** Start Source records **

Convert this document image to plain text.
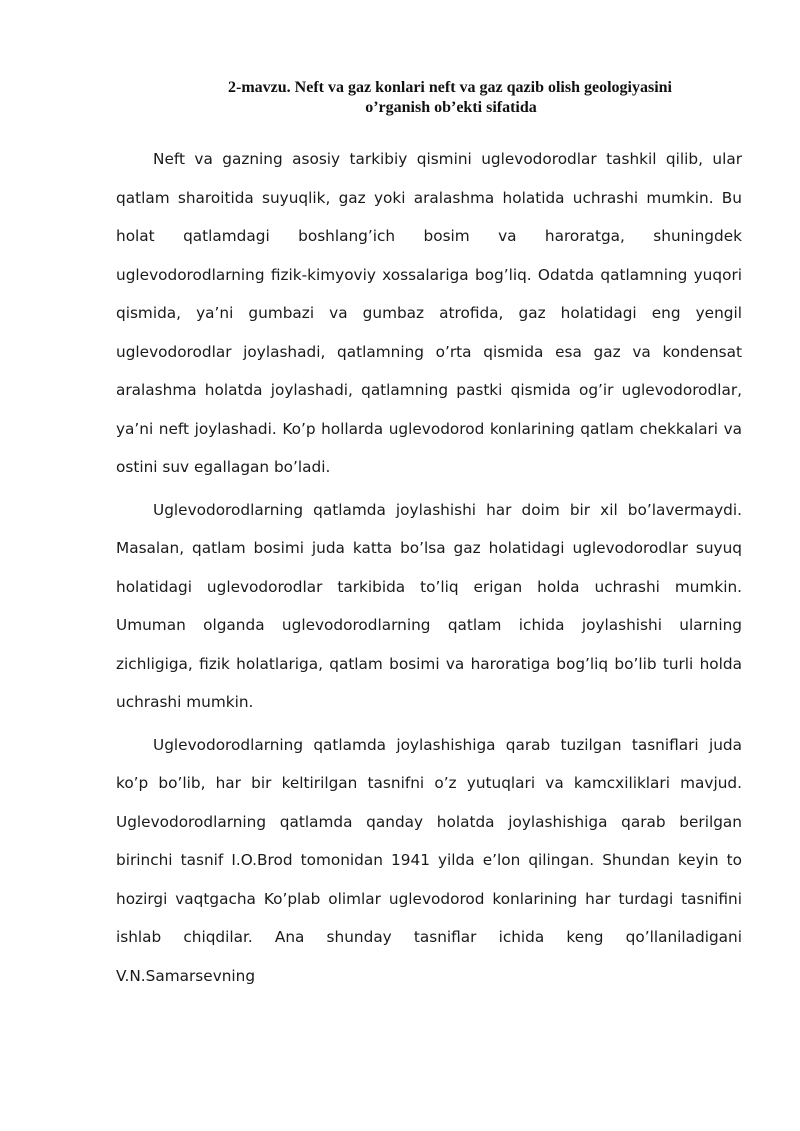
2-mavzu. Neft va gaz konlari neft va gaz qazib olish geologiyasini
o’rganish ob’ekti sifatida

Neft va gazning asosiy tarkibiy qismini uglevodorodlar tashkil qilib, ular qatlam sharoitida suyuqlik, gaz yoki aralashma holatida uchrashi mumkin. Bu holat qatlamdagi boshlang’ich bosim va haroratga, shuningdek uglevodorodlarning fizik-kimyoviy xossalariga bog’liq. Odatda qatlamning yuqori qismida, ya’ni gumbazi va gumbaz atrofida, gaz holatidagi eng yengil uglevodorodlar joylashadi, qatlamning o’rta qismida esa gaz va kondensat aralashma holatda joylashadi, qatlamning pastki qismida og’ir uglevodorodlar, ya’ni neft joylashadi. Ko’p hollarda uglevodorod konlarining qatlam chekkalari va ostini suv egallagan bo’ladi.

Uglevodorodlarning qatlamda joylashishi har doim bir xil bo’lavermaydi. Masalan, qatlam bosimi juda katta bo’lsa gaz holatidagi uglevodorodlar suyuq holatidagi uglevodorodlar tarkibida to’liq erigan holda uchrashi mumkin. Umuman olganda uglevodorodlarning qatlam ichida joylashishi ularning zichligiga, fizik holatlariga, qatlam bosimi va haroratiga bog’liq bo’lib turli holda uchrashi mumkin.

Uglevodorodlarning qatlamda joylashishiga qarab tuzilgan tasniflari juda ko’p bo’lib, har bir keltirilgan tasnifni o’z yutuqlari va kamcxiliklari mavjud. Uglevodorodlarning qatlamda qanday holatda joylashishiga qarab berilgan birinchi tasnif I.O.Brod tomonidan 1941 yilda e’lon qilingan. Shundan keyin to hozirgi vaqtgacha Ko’plab olimlar uglevodorod konlarining har turdagi tasnifini ishlab chiqdilar. Ana shunday tasniflar ichida keng qo’llaniladigani V.N.Samarsevning
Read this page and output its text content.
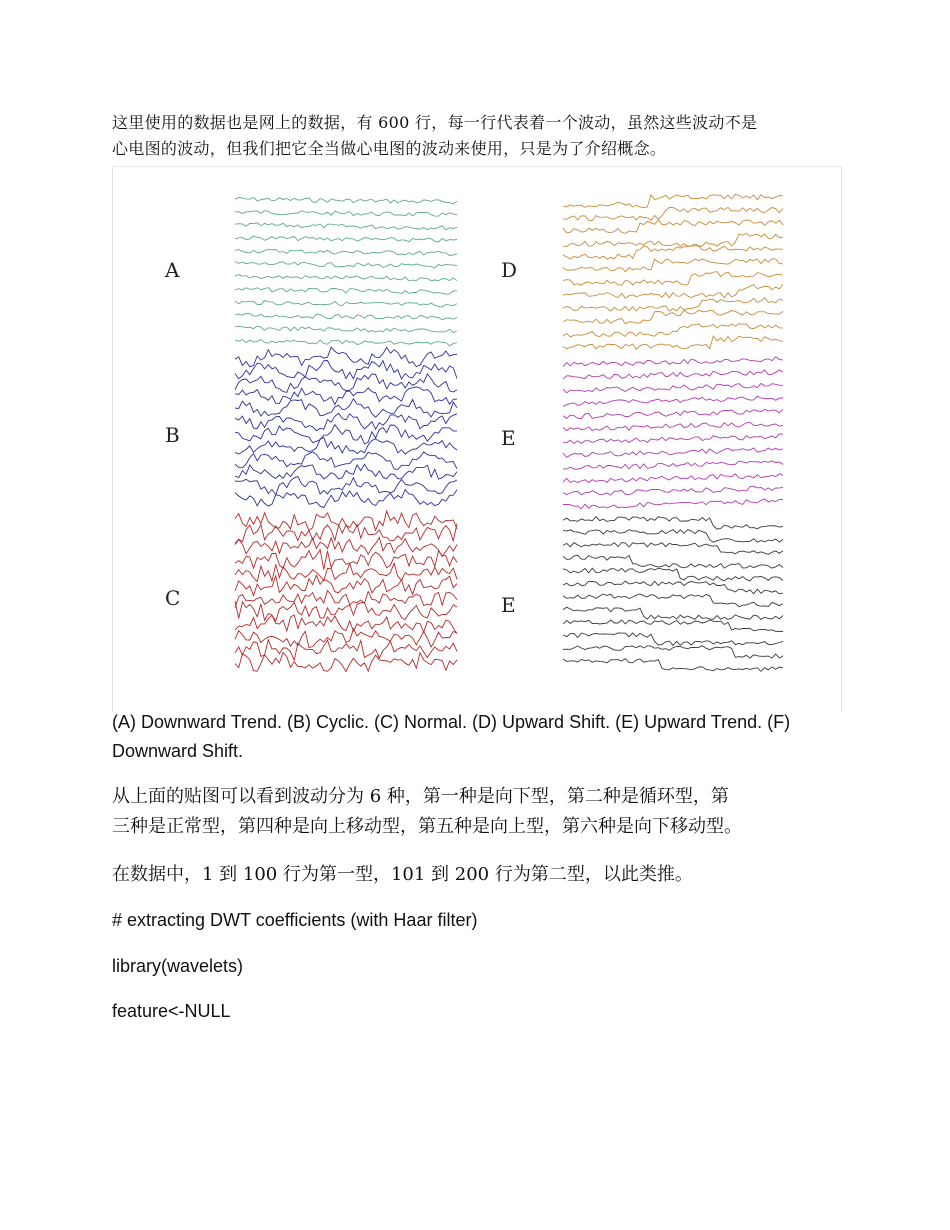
这里使用的数据也是网上的数据，有 600 行，每一行代表着一个波动，虽然这些波动不是
心电图的波动，但我们把它全当做心电图的波动来使用，只是为了介绍概念。
A
B
C
D
E
E
(A) Downward Trend. (B) Cyclic. (C) Normal. (D) Upward Shift. (E) Upward Trend. (F)
Downward Shift.
从上面的贴图可以看到波动分为 6 种，第一种是向下型，第二种是循环型，第
三种是正常型，第四种是向上移动型，第五种是向上型，第六种是向下移动型。
在数据中，1 到 100 行为第一型，101 到 200 行为第二型，以此类推。
# extracting DWT coefficients (with Haar filter)
library(wavelets)
feature<-NULL
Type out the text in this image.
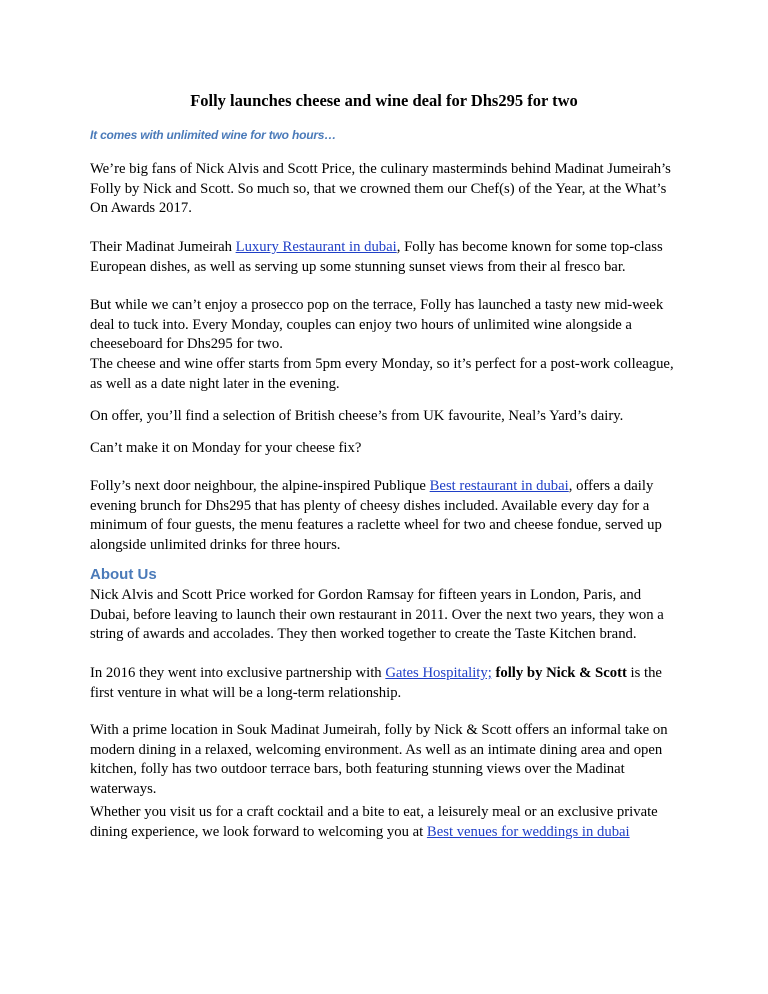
Folly launches cheese and wine deal for Dhs295 for two
It comes with unlimited wine for two hours…

We’re big fans of Nick Alvis and Scott Price, the culinary masterminds behind Madinat Jumeirah’s Folly by Nick and Scott. So much so, that we crowned them our Chef(s) of the Year, at the What’s On Awards 2017.

Their Madinat Jumeirah Luxury Restaurant in dubai, Folly has become known for some top-class European dishes, as well as serving up some stunning sunset views from their al fresco bar.

But while we can’t enjoy a prosecco pop on the terrace, Folly has launched a tasty new mid-week deal to tuck into. Every Monday, couples can enjoy two hours of unlimited wine alongside a cheeseboard for Dhs295 for two.

The cheese and wine offer starts from 5pm every Monday, so it’s perfect for a post-work colleague, as well as a date night later in the evening.

On offer, you’ll find a selection of British cheese’s from UK favourite, Neal’s Yard’s dairy.

Can’t make it on Monday for your cheese fix?

Folly’s next door neighbour, the alpine-inspired Publique Best restaurant in dubai, offers a daily evening brunch for Dhs295 that has plenty of cheesy dishes included. Available every day for a minimum of four guests, the menu features a raclette wheel for two and cheese fondue, served up alongside unlimited drinks for three hours.

About Us

Nick Alvis and Scott Price worked for Gordon Ramsay for fifteen years in London, Paris, and Dubai, before leaving to launch their own restaurant in 2011. Over the next two years, they won a string of awards and accolades. They then worked together to create the Taste Kitchen brand.

In 2016 they went into exclusive partnership with Gates Hospitality; folly by Nick & Scott is the first venture in what will be a long-term relationship.

With a prime location in Souk Madinat Jumeirah, folly by Nick & Scott offers an informal take on modern dining in a relaxed, welcoming environment. As well as an intimate dining area and open kitchen, folly has two outdoor terrace bars, both featuring stunning views over the Madinat waterways.

Whether you visit us for a craft cocktail and a bite to eat, a leisurely meal or an exclusive private dining experience, we look forward to welcoming you at Best venues for weddings in dubai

** End Source records **

- [To do]:
Restate every record exactly, please; do not copy the pictures.

- [Solution]:
Convert this document image to plain text.
2-mavzu. Neft va gaz konlari neft va gaz qazib olish geologiyasini
o’rganish ob’ekti sifatida

Neft va gazning asosiy tarkibiy qismini uglevodorodlar tashkil qilib, ular qatlam sharoitida suyuqlik, gaz yoki aralashma holatida uchrashi mumkin. Bu holat qatlamdagi boshlang’ich bosim va haroratga, shuningdek uglevodorodlarning fizik-kimyoviy xossalariga bog’liq. Odatda qatlamning yuqori qismida, ya’ni gumbazi va gumbaz atrofida, gaz holatidagi eng yengil uglevodorodlar joylashadi, qatlamning o’rta qismida esa gaz va kondensat aralashma holatda joylashadi, qatlamning pastki qismida og’ir uglevodorodlar, ya’ni neft joylashadi. Ko’p hollarda uglevodorod konlarining qatlam chekkalari va ostini suv egallagan bo’ladi.

Uglevodorodlarning qatlamda joylashishi har doim bir xil bo’lavermaydi. Masalan, qatlam bosimi juda katta bo’lsa gaz holatidagi uglevodorodlar suyuq holatidagi uglevodorodlar tarkibida to’liq erigan holda uchrashi mumkin. Umuman olganda uglevodorodlarning qatlam ichida joylashishi ularning zichligiga, fizik holatlariga, qatlam bosimi va haroratiga bog’liq bo’lib turli holda uchrashi mumkin.

Uglevodorodlarning qatlamda joylashishiga qarab tuzilgan tasniflari juda ko’p bo’lib, har bir keltirilgan tasnifni o’z yutuqlari va kamcxiliklari mavjud. Uglevodorodlarning qatlamda qanday holatda joylashishiga qarab berilgan birinchi tasnif I.O.Brod tomonidan 1941 yilda e’lon qilingan. Shundan keyin to hozirgi vaqtgacha Ko’plab olimlar uglevodorod konlarining har turdagi tasnifini ishlab chiqdilar. Ana shunday tasniflar ichida keng qo’llaniladigani V.N.Samarsevning
Read this page and output its text content.
这里使用的数据也是网上的数据，有 600 行，每一行代表着一个波动，虽然这些波动不是
心电图的波动，但我们把它全当做心电图的波动来使用，只是为了介绍概念。
A
B
C
D
E
E
(A) Downward Trend. (B) Cyclic. (C) Normal. (D) Upward Shift. (E) Upward Trend. (F)
Downward Shift.
从上面的贴图可以看到波动分为 6 种，第一种是向下型，第二种是循环型，第
三种是正常型，第四种是向上移动型，第五种是向上型，第六种是向下移动型。
在数据中，1 到 100 行为第一型，101 到 200 行为第二型，以此类推。
# extracting DWT coefficients (with Haar filter)
library(wavelets)
feature<-NULL
Type out the text in this image.
Folly launches cheese and wine deal for Dhs295 for two
It comes with unlimited wine for two hours…

We’re big fans of Nick Alvis and Scott Price, the culinary masterminds behind Madinat Jumeirah’s Folly by Nick and Scott. So much so, that we crowned them our Chef(s) of the Year, at the What’s On Awards 2017.

Their Madinat Jumeirah Luxury Restaurant in dubai, Folly has become known for some top-class European dishes, as well as serving up some stunning sunset views from their al fresco bar.

But while we can’t enjoy a prosecco pop on the terrace, Folly has launched a tasty new mid-week deal to tuck into. Every Monday, couples can enjoy two hours of unlimited wine alongside a cheeseboard for Dhs295 for two.

The cheese and wine offer starts from 5pm every Monday, so it’s perfect for a post-work colleague, as well as a date night later in the evening.

On offer, you’ll find a selection of British cheese’s from UK favourite, Neal’s Yard’s dairy.

Can’t make it on Monday for your cheese fix?

Folly’s next door neighbour, the alpine-inspired Publique Best restaurant in dubai, offers a daily evening brunch for Dhs295 that has plenty of cheesy dishes included. Available every day for a minimum of four guests, the menu features a raclette wheel for two and cheese fondue, served up alongside unlimited drinks for three hours.

About Us

Nick Alvis and Scott Price worked for Gordon Ramsay for fifteen years in London, Paris, and Dubai, before leaving to launch their own restaurant in 2011. Over the next two years, they won a string of awards and accolades. They then worked together to create the Taste Kitchen brand.

In 2016 they went into exclusive partnership with Gates Hospitality; folly by Nick & Scott is the first venture in what will be a long-term relationship.

With a prime location in Souk Madinat Jumeirah, folly by Nick & Scott offers an informal take on modern dining in a relaxed, welcoming environment. As well as an intimate dining area and open kitchen, folly has two outdoor terrace bars, both featuring stunning views over the Madinat waterways.

Whether you visit us for a craft cocktail and a bite to eat, a leisurely meal or an exclusive private dining experience, we look forward to welcoming you at Best venues for weddings in dubai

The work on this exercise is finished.